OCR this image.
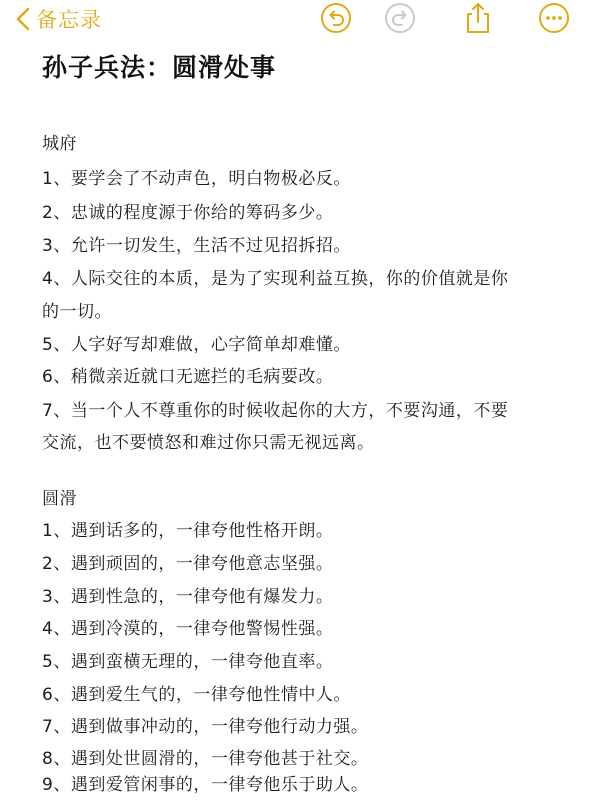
备忘录
孙子兵法：圆滑处事
城府
1、要学会了不动声色，明白物极必反。
2、忠诚的程度源于你给的筹码多少。
3、允许一切发生，生活不过见招拆招。
4、人际交往的本质，是为了实现利益互换，你的价值就是你
的一切。
5、人字好写却难做，心字简单却难懂。
6、稍微亲近就口无遮拦的毛病要改。
7、当一个人不尊重你的时候收起你的大方，不要沟通，不要
交流，也不要愤怒和难过你只需无视远离。
圆滑
1、遇到话多的，一律夸他性格开朗。
2、遇到顽固的，一律夸他意志坚强。
3、遇到性急的，一律夸他有爆发力。
4、遇到冷漠的，一律夸他警惕性强。
5、遇到蛮横无理的，一律夸他直率。
6、遇到爱生气的，一律夸他性情中人。
7、遇到做事冲动的，一律夸他行动力强。
8、遇到处世圆滑的，一律夸他甚于社交。
9、遇到爱管闲事的，一律夸他乐于助人。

——

- Problem to work on -
Write out the material above once more, exactly as it reads, with no pictures.

- Response to this exercise -
OCR this image.
备忘录
孙子兵法：圆滑处事
城府
1、要学会了不动声色，明白物极必反。
2、忠诚的程度源于你给的筹码多少。
3、允许一切发生，生活不过见招拆招。
4、人际交往的本质，是为了实现利益互换，你的价值就是你
的一切。
5、人字好写却难做，心字简单却难懂。
6、稍微亲近就口无遮拦的毛病要改。
7、当一个人不尊重你的时候收起你的大方，不要沟通，不要
交流，也不要愤怒和难过你只需无视远离。
圆滑
1、遇到话多的，一律夸他性格开朗。
2、遇到顽固的，一律夸他意志坚强。
3、遇到性急的，一律夸他有爆发力。
4、遇到冷漠的，一律夸他警惕性强。
5、遇到蛮横无理的，一律夸他直率。
6、遇到爱生气的，一律夸他性情中人。
7、遇到做事冲动的，一律夸他行动力强。
8、遇到处世圆滑的，一律夸他甚于社交。
9、遇到爱管闲事的，一律夸他乐于助人。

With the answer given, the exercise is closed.